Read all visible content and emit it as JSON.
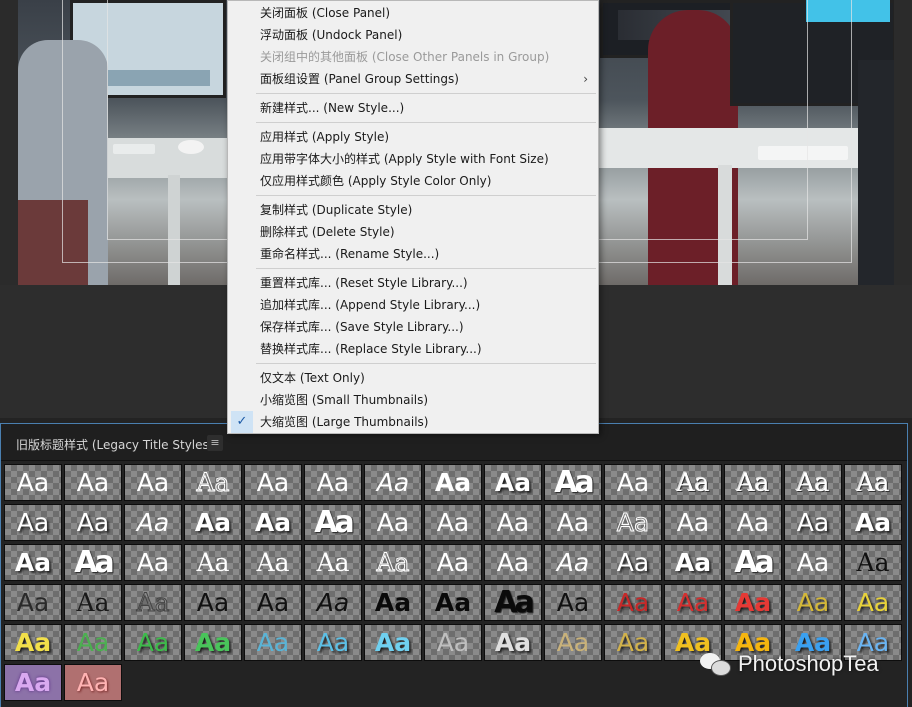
{
  "context_menu": {
    "items": [
      {
        "label": "关闭面板 (Close Panel)",
        "enabled": true
      },
      {
        "label": "浮动面板 (Undock Panel)",
        "enabled": true
      },
      {
        "label": "关闭组中的其他面板 (Close Other Panels in Group)",
        "enabled": false
      },
      {
        "label": "面板组设置 (Panel Group Settings)",
        "enabled": true,
        "submenu": true,
        "submenu_icon": "chevron-right-icon",
        "submenu_glyph": "›"
      },
      {
        "label": "新建样式... (New Style...)",
        "enabled": true
      },
      {
        "label": "应用样式 (Apply Style)",
        "enabled": true
      },
      {
        "label": "应用带字体大小的样式 (Apply Style with Font Size)",
        "enabled": true
      },
      {
        "label": "仅应用样式颜色 (Apply Style Color Only)",
        "enabled": true
      },
      {
        "label": "复制样式 (Duplicate Style)",
        "enabled": true
      },
      {
        "label": "删除样式 (Delete Style)",
        "enabled": true
      },
      {
        "label": "重命名样式... (Rename Style...)",
        "enabled": true
      },
      {
        "label": "重置样式库... (Reset Style Library...)",
        "enabled": true
      },
      {
        "label": "追加样式库... (Append Style Library...)",
        "enabled": true
      },
      {
        "label": "保存样式库... (Save Style Library...)",
        "enabled": true
      },
      {
        "label": "替换样式库... (Replace Style Library...)",
        "enabled": true
      },
      {
        "label": "仅文本 (Text Only)",
        "enabled": true
      },
      {
        "label": "小缩览图 (Small Thumbnails)",
        "enabled": true
      },
      {
        "label": "大缩览图 (Large Thumbnails)",
        "enabled": true,
        "checked": true,
        "check_icon": "checkmark-icon",
        "check_glyph": "✓"
      }
    ]
  },
  "styles_panel": {
    "title": "旧版标题样式 (Legacy Title Styles)",
    "menu_icon": "hamburger-menu-icon",
    "menu_glyph": "≡",
    "thumb_text": "Aa",
    "thumbs": [
      {
        "color": "#ffffff",
        "weight": "normal",
        "family": "sans",
        "effect": "none"
      },
      {
        "color": "#ffffff",
        "weight": "normal",
        "family": "sans",
        "effect": "none"
      },
      {
        "color": "#ffffff",
        "weight": "normal",
        "family": "sans",
        "effect": "none"
      },
      {
        "color": "#ffffff",
        "weight": "normal",
        "family": "serif",
        "effect": "outline"
      },
      {
        "color": "#ffffff",
        "weight": "normal",
        "family": "sans",
        "effect": "none"
      },
      {
        "color": "#ffffff",
        "weight": "normal",
        "family": "sans",
        "effect": "none"
      },
      {
        "color": "#ffffff",
        "weight": "normal",
        "family": "sans",
        "effect": "italic"
      },
      {
        "color": "#ffffff",
        "weight": "bold",
        "family": "sans",
        "effect": "none"
      },
      {
        "color": "#ffffff",
        "weight": "bold",
        "family": "sans",
        "effect": "shadow"
      },
      {
        "color": "#ffffff",
        "weight": "bold",
        "family": "sans",
        "effect": "condensed"
      },
      {
        "color": "#ffffff",
        "weight": "normal",
        "family": "sans",
        "effect": "none"
      },
      {
        "color": "#ffffff",
        "weight": "normal",
        "family": "serif",
        "effect": "emboss"
      },
      {
        "color": "#ffffff",
        "weight": "normal",
        "family": "serif",
        "effect": "emboss"
      },
      {
        "color": "#ffffff",
        "weight": "normal",
        "family": "serif",
        "effect": "emboss"
      },
      {
        "color": "#ffffff",
        "weight": "normal",
        "family": "serif",
        "effect": "emboss"
      },
      {
        "color": "#ffffff",
        "weight": "normal",
        "family": "sans",
        "effect": "shadow"
      },
      {
        "color": "#ffffff",
        "weight": "normal",
        "family": "sans",
        "effect": "shadow"
      },
      {
        "color": "#ffffff",
        "weight": "normal",
        "family": "sans",
        "effect": "italic"
      },
      {
        "color": "#ffffff",
        "weight": "bold",
        "family": "sans",
        "effect": "shadow"
      },
      {
        "color": "#ffffff",
        "weight": "bold",
        "family": "sans",
        "effect": "shadow"
      },
      {
        "color": "#ffffff",
        "weight": "bold",
        "family": "sans",
        "effect": "condensed"
      },
      {
        "color": "#ffffff",
        "weight": "normal",
        "family": "sans",
        "effect": "none"
      },
      {
        "color": "#ffffff",
        "weight": "normal",
        "family": "sans",
        "effect": "none"
      },
      {
        "color": "#ffffff",
        "weight": "normal",
        "family": "sans",
        "effect": "none"
      },
      {
        "color": "#ffffff",
        "weight": "normal",
        "family": "sans",
        "effect": "none"
      },
      {
        "color": "#ffffff",
        "weight": "normal",
        "family": "sans",
        "effect": "outline"
      },
      {
        "color": "#ffffff",
        "weight": "normal",
        "family": "sans",
        "effect": "none"
      },
      {
        "color": "#ffffff",
        "weight": "normal",
        "family": "sans",
        "effect": "none"
      },
      {
        "color": "#ffffff",
        "weight": "normal",
        "family": "sans",
        "effect": "shadow"
      },
      {
        "color": "#ffffff",
        "weight": "bold",
        "family": "sans",
        "effect": "shadow"
      },
      {
        "color": "#ffffff",
        "weight": "bold",
        "family": "sans",
        "effect": "shadow"
      },
      {
        "color": "#ffffff",
        "weight": "bold",
        "family": "sans",
        "effect": "condensed"
      },
      {
        "color": "#ffffff",
        "weight": "normal",
        "family": "sans",
        "effect": "none"
      },
      {
        "color": "#ffffff",
        "weight": "normal",
        "family": "serif",
        "effect": "none"
      },
      {
        "color": "#ffffff",
        "weight": "normal",
        "family": "serif",
        "effect": "none"
      },
      {
        "color": "#ffffff",
        "weight": "normal",
        "family": "serif",
        "effect": "none"
      },
      {
        "color": "#ffffff",
        "weight": "normal",
        "family": "serif",
        "effect": "outline"
      },
      {
        "color": "#ffffff",
        "weight": "normal",
        "family": "sans",
        "effect": "none"
      },
      {
        "color": "#ffffff",
        "weight": "normal",
        "family": "sans",
        "effect": "none"
      },
      {
        "color": "#ffffff",
        "weight": "normal",
        "family": "sans",
        "effect": "italic"
      },
      {
        "color": "#ffffff",
        "weight": "normal",
        "family": "sans",
        "effect": "shadow"
      },
      {
        "color": "#ffffff",
        "weight": "bold",
        "family": "sans",
        "effect": "shadow"
      },
      {
        "color": "#ffffff",
        "weight": "bold",
        "family": "sans",
        "effect": "condensed"
      },
      {
        "color": "#ffffff",
        "weight": "normal",
        "family": "sans",
        "effect": "none"
      },
      {
        "color": "#111111",
        "weight": "normal",
        "family": "serif",
        "effect": "none"
      },
      {
        "color": "#2a2a2a",
        "weight": "normal",
        "family": "sans",
        "effect": "none"
      },
      {
        "color": "#1a1a1a",
        "weight": "normal",
        "family": "serif",
        "effect": "none"
      },
      {
        "color": "#444444",
        "weight": "normal",
        "family": "serif",
        "effect": "outline"
      },
      {
        "color": "#111111",
        "weight": "normal",
        "family": "sans",
        "effect": "none"
      },
      {
        "color": "#111111",
        "weight": "normal",
        "family": "sans",
        "effect": "none"
      },
      {
        "color": "#111111",
        "weight": "normal",
        "family": "sans",
        "effect": "italic"
      },
      {
        "color": "#0a0a0a",
        "weight": "bold",
        "family": "sans",
        "effect": "none"
      },
      {
        "color": "#0a0a0a",
        "weight": "bold",
        "family": "sans",
        "effect": "none"
      },
      {
        "color": "#0a0a0a",
        "weight": "bold",
        "family": "sans",
        "effect": "condensed"
      },
      {
        "color": "#111111",
        "weight": "normal",
        "family": "sans",
        "effect": "none"
      },
      {
        "color": "#c62828",
        "weight": "normal",
        "family": "sans",
        "effect": "shadow"
      },
      {
        "color": "#d32f2f",
        "weight": "normal",
        "family": "sans",
        "effect": "shadow"
      },
      {
        "color": "#e53935",
        "weight": "bold",
        "family": "sans",
        "effect": "shadow"
      },
      {
        "color": "#d4b838",
        "weight": "normal",
        "family": "sans",
        "effect": "shadow"
      },
      {
        "color": "#e8d23a",
        "weight": "normal",
        "family": "sans",
        "effect": "shadow"
      },
      {
        "color": "#f2e04a",
        "weight": "bold",
        "family": "sans",
        "effect": "shadow"
      },
      {
        "color": "#4caf50",
        "weight": "normal",
        "family": "sans",
        "effect": "none"
      },
      {
        "color": "#3dbb4a",
        "weight": "normal",
        "family": "sans",
        "effect": "shadow"
      },
      {
        "color": "#49c45a",
        "weight": "bold",
        "family": "sans",
        "effect": "shadow"
      },
      {
        "color": "#5ab4d6",
        "weight": "normal",
        "family": "sans",
        "effect": "none"
      },
      {
        "color": "#5cc0e6",
        "weight": "normal",
        "family": "sans",
        "effect": "shadow"
      },
      {
        "color": "#6fd0f0",
        "weight": "bold",
        "family": "sans",
        "effect": "shadow"
      },
      {
        "color": "#bfbfbf",
        "weight": "normal",
        "family": "sans",
        "effect": "none"
      },
      {
        "color": "#e0e0e0",
        "weight": "bold",
        "family": "sans",
        "effect": "shadow"
      },
      {
        "color": "#c9b27a",
        "weight": "normal",
        "family": "sans",
        "effect": "none"
      },
      {
        "color": "#d2b24a",
        "weight": "normal",
        "family": "sans",
        "effect": "shadow"
      },
      {
        "color": "#f0c020",
        "weight": "bold",
        "family": "sans",
        "effect": "shadow"
      },
      {
        "color": "#f5b50f",
        "weight": "bold",
        "family": "sans",
        "effect": "shadow"
      },
      {
        "color": "#3aa0f0",
        "weight": "bold",
        "family": "sans",
        "effect": "shadow"
      },
      {
        "color": "#6ab4f2",
        "weight": "normal",
        "family": "sans",
        "effect": "shadow"
      },
      {
        "color": "#d9a9f0",
        "weight": "bold",
        "family": "sans",
        "effect": "purple"
      },
      {
        "color": "#ffb3b3",
        "weight": "normal",
        "family": "sans",
        "effect": "pink"
      }
    ]
  },
  "watermark": {
    "icon": "wechat-icon",
    "text": "PhotoshopTea"
  }
}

» **TASK TO CARRY OUT**
Within the data above, pick out all lines holding the word "Group".

» **FINISHED EXERCISE**
        "label": "关闭组中的其他面板 (Close Other Panels in Group)",
        "label": "面板组设置 (Panel Group Settings)",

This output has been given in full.